- [DATA FOR PROCESSING]

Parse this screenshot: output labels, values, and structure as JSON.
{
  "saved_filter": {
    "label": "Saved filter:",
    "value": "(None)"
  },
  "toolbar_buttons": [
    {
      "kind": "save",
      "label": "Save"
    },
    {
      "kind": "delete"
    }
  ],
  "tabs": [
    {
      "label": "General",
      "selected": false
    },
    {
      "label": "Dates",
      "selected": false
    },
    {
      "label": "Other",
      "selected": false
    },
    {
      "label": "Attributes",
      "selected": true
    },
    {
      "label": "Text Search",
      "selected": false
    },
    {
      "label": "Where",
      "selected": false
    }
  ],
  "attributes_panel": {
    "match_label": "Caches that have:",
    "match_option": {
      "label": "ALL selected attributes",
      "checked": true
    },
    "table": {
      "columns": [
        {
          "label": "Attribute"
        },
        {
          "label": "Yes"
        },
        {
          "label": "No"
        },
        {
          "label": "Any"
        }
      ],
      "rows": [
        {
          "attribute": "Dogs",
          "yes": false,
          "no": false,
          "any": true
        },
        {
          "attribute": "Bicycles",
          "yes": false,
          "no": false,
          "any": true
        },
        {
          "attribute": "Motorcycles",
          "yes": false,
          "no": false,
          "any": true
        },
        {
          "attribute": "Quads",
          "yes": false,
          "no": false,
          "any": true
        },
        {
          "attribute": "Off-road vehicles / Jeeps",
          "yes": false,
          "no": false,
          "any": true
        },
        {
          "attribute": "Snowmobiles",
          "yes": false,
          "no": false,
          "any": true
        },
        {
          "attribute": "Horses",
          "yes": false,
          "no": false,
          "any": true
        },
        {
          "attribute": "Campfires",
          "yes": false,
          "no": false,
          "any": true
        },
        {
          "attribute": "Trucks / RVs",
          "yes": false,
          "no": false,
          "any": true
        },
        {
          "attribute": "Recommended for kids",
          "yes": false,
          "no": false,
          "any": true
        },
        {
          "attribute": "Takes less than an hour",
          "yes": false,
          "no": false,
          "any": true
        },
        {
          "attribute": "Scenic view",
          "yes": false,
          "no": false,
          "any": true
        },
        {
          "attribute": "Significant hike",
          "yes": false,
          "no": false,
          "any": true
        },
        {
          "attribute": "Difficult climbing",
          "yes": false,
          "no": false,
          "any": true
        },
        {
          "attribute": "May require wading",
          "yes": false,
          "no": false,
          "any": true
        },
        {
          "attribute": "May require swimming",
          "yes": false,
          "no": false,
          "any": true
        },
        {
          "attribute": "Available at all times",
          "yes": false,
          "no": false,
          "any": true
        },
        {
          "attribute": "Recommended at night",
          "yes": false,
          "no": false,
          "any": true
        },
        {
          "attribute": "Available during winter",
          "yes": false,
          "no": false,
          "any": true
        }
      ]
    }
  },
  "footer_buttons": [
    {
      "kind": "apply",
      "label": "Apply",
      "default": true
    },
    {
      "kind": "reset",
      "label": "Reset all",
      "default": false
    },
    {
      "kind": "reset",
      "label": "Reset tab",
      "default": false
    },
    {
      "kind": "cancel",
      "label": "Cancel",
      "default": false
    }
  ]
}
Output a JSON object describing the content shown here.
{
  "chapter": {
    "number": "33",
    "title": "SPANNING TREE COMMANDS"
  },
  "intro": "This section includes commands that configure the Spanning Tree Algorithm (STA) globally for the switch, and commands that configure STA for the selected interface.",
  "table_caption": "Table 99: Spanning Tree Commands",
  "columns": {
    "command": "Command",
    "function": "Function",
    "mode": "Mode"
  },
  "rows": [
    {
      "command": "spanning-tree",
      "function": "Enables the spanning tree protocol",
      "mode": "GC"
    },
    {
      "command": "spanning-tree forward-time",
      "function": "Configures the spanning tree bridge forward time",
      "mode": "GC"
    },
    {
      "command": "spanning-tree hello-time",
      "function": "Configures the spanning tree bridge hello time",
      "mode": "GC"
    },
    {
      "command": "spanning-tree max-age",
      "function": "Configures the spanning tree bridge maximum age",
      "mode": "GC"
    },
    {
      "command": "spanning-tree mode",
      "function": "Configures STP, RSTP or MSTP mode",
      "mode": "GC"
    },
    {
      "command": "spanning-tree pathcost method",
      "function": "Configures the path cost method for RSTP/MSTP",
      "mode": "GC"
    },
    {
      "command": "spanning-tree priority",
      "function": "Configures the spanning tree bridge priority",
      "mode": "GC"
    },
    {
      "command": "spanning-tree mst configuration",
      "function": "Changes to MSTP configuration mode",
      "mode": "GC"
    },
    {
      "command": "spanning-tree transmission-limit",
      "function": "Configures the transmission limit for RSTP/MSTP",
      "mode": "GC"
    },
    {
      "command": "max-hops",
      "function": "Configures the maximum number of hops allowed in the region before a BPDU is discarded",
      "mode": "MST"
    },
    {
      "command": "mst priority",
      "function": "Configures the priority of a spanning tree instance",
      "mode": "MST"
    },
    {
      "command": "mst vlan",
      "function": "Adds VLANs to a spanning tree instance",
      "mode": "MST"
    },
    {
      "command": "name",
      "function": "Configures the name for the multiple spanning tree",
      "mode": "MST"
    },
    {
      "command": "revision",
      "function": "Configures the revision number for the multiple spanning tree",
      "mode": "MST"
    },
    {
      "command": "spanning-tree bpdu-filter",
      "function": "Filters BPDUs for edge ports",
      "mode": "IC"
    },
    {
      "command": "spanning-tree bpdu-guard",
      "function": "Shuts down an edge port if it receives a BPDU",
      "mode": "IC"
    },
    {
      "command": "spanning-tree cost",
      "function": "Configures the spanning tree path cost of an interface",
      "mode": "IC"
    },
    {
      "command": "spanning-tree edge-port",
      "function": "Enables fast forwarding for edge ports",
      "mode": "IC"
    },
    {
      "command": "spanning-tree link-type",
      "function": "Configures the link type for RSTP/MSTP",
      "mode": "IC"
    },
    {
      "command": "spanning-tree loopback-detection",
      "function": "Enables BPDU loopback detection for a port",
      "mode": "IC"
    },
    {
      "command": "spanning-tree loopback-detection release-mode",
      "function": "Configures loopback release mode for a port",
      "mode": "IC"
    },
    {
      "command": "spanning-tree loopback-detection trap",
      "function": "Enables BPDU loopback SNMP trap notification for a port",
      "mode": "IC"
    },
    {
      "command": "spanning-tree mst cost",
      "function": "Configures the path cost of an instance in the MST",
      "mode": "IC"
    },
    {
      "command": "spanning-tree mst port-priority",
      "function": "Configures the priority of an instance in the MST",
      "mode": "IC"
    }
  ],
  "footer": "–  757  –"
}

- [WHAT YOU ARE ASKED TO DO] Give back the whole listing, word for word.

- [RESPONSE TO THIS TASK]
Parse this screenshot: output labels, values, and structure as JSON.
{
  "saved_filter": {
    "label": "Saved filter:",
    "value": "(None)"
  },
  "toolbar_buttons": [
    {
      "kind": "save",
      "label": "Save"
    },
    {
      "kind": "delete"
    }
  ],
  "tabs": [
    {
      "label": "General",
      "selected": false
    },
    {
      "label": "Dates",
      "selected": false
    },
    {
      "label": "Other",
      "selected": false
    },
    {
      "label": "Attributes",
      "selected": true
    },
    {
      "label": "Text Search",
      "selected": false
    },
    {
      "label": "Where",
      "selected": false
    }
  ],
  "attributes_panel": {
    "match_label": "Caches that have:",
    "match_option": {
      "label": "ALL selected attributes",
      "checked": true
    },
    "table": {
      "columns": [
        {
          "label": "Attribute"
        },
        {
          "label": "Yes"
        },
        {
          "label": "No"
        },
        {
          "label": "Any"
        }
      ],
      "rows": [
        {
          "attribute": "Dogs",
          "yes": false,
          "no": false,
          "any": true
        },
        {
          "attribute": "Bicycles",
          "yes": false,
          "no": false,
          "any": true
        },
        {
          "attribute": "Motorcycles",
          "yes": false,
          "no": false,
          "any": true
        },
        {
          "attribute": "Quads",
          "yes": false,
          "no": false,
          "any": true
        },
        {
          "attribute": "Off-road vehicles / Jeeps",
          "yes": false,
          "no": false,
          "any": true
        },
        {
          "attribute": "Snowmobiles",
          "yes": false,
          "no": false,
          "any": true
        },
        {
          "attribute": "Horses",
          "yes": false,
          "no": false,
          "any": true
        },
        {
          "attribute": "Campfires",
          "yes": false,
          "no": false,
          "any": true
        },
        {
          "attribute": "Trucks / RVs",
          "yes": false,
          "no": false,
          "any": true
        },
        {
          "attribute": "Recommended for kids",
          "yes": false,
          "no": false,
          "any": true
        },
        {
          "attribute": "Takes less than an hour",
          "yes": false,
          "no": false,
          "any": true
        },
        {
          "attribute": "Scenic view",
          "yes": false,
          "no": false,
          "any": true
        },
        {
          "attribute": "Significant hike",
          "yes": false,
          "no": false,
          "any": true
        },
        {
          "attribute": "Difficult climbing",
          "yes": false,
          "no": false,
          "any": true
        },
        {
          "attribute": "May require wading",
          "yes": false,
          "no": false,
          "any": true
        },
        {
          "attribute": "May require swimming",
          "yes": false,
          "no": false,
          "any": true
        },
        {
          "attribute": "Available at all times",
          "yes": false,
          "no": false,
          "any": true
        },
        {
          "attribute": "Recommended at night",
          "yes": false,
          "no": false,
          "any": true
        },
        {
          "attribute": "Available during winter",
          "yes": false,
          "no": false,
          "any": true
        }
      ]
    }
  },
  "footer_buttons": [
    {
      "kind": "apply",
      "label": "Apply",
      "default": true
    },
    {
      "kind": "reset",
      "label": "Reset all",
      "default": false
    },
    {
      "kind": "reset",
      "label": "Reset tab",
      "default": false
    },
    {
      "kind": "cancel",
      "label": "Cancel",
      "default": false
    }
  ]
}
Output a JSON object describing the content shown here.
{
  "chapter": {
    "number": "33",
    "title": "SPANNING TREE COMMANDS"
  },
  "intro": "This section includes commands that configure the Spanning Tree Algorithm (STA) globally for the switch, and commands that configure STA for the selected interface.",
  "table_caption": "Table 99: Spanning Tree Commands",
  "columns": {
    "command": "Command",
    "function": "Function",
    "mode": "Mode"
  },
  "rows": [
    {
      "command": "spanning-tree",
      "function": "Enables the spanning tree protocol",
      "mode": "GC"
    },
    {
      "command": "spanning-tree forward-time",
      "function": "Configures the spanning tree bridge forward time",
      "mode": "GC"
    },
    {
      "command": "spanning-tree hello-time",
      "function": "Configures the spanning tree bridge hello time",
      "mode": "GC"
    },
    {
      "command": "spanning-tree max-age",
      "function": "Configures the spanning tree bridge maximum age",
      "mode": "GC"
    },
    {
      "command": "spanning-tree mode",
      "function": "Configures STP, RSTP or MSTP mode",
      "mode": "GC"
    },
    {
      "command": "spanning-tree pathcost method",
      "function": "Configures the path cost method for RSTP/MSTP",
      "mode": "GC"
    },
    {
      "command": "spanning-tree priority",
      "function": "Configures the spanning tree bridge priority",
      "mode": "GC"
    },
    {
      "command": "spanning-tree mst configuration",
      "function": "Changes to MSTP configuration mode",
      "mode": "GC"
    },
    {
      "command": "spanning-tree transmission-limit",
      "function": "Configures the transmission limit for RSTP/MSTP",
      "mode": "GC"
    },
    {
      "command": "max-hops",
      "function": "Configures the maximum number of hops allowed in the region before a BPDU is discarded",
      "mode": "MST"
    },
    {
      "command": "mst priority",
      "function": "Configures the priority of a spanning tree instance",
      "mode": "MST"
    },
    {
      "command": "mst vlan",
      "function": "Adds VLANs to a spanning tree instance",
      "mode": "MST"
    },
    {
      "command": "name",
      "function": "Configures the name for the multiple spanning tree",
      "mode": "MST"
    },
    {
      "command": "revision",
      "function": "Configures the revision number for the multiple spanning tree",
      "mode": "MST"
    },
    {
      "command": "spanning-tree bpdu-filter",
      "function": "Filters BPDUs for edge ports",
      "mode": "IC"
    },
    {
      "command": "spanning-tree bpdu-guard",
      "function": "Shuts down an edge port if it receives a BPDU",
      "mode": "IC"
    },
    {
      "command": "spanning-tree cost",
      "function": "Configures the spanning tree path cost of an interface",
      "mode": "IC"
    },
    {
      "command": "spanning-tree edge-port",
      "function": "Enables fast forwarding for edge ports",
      "mode": "IC"
    },
    {
      "command": "spanning-tree link-type",
      "function": "Configures the link type for RSTP/MSTP",
      "mode": "IC"
    },
    {
      "command": "spanning-tree loopback-detection",
      "function": "Enables BPDU loopback detection for a port",
      "mode": "IC"
    },
    {
      "command": "spanning-tree loopback-detection release-mode",
      "function": "Configures loopback release mode for a port",
      "mode": "IC"
    },
    {
      "command": "spanning-tree loopback-detection trap",
      "function": "Enables BPDU loopback SNMP trap notification for a port",
      "mode": "IC"
    },
    {
      "command": "spanning-tree mst cost",
      "function": "Configures the path cost of an instance in the MST",
      "mode": "IC"
    },
    {
      "command": "spanning-tree mst port-priority",
      "function": "Configures the priority of an instance in the MST",
      "mode": "IC"
    }
  ],
  "footer": "–  757  –"
}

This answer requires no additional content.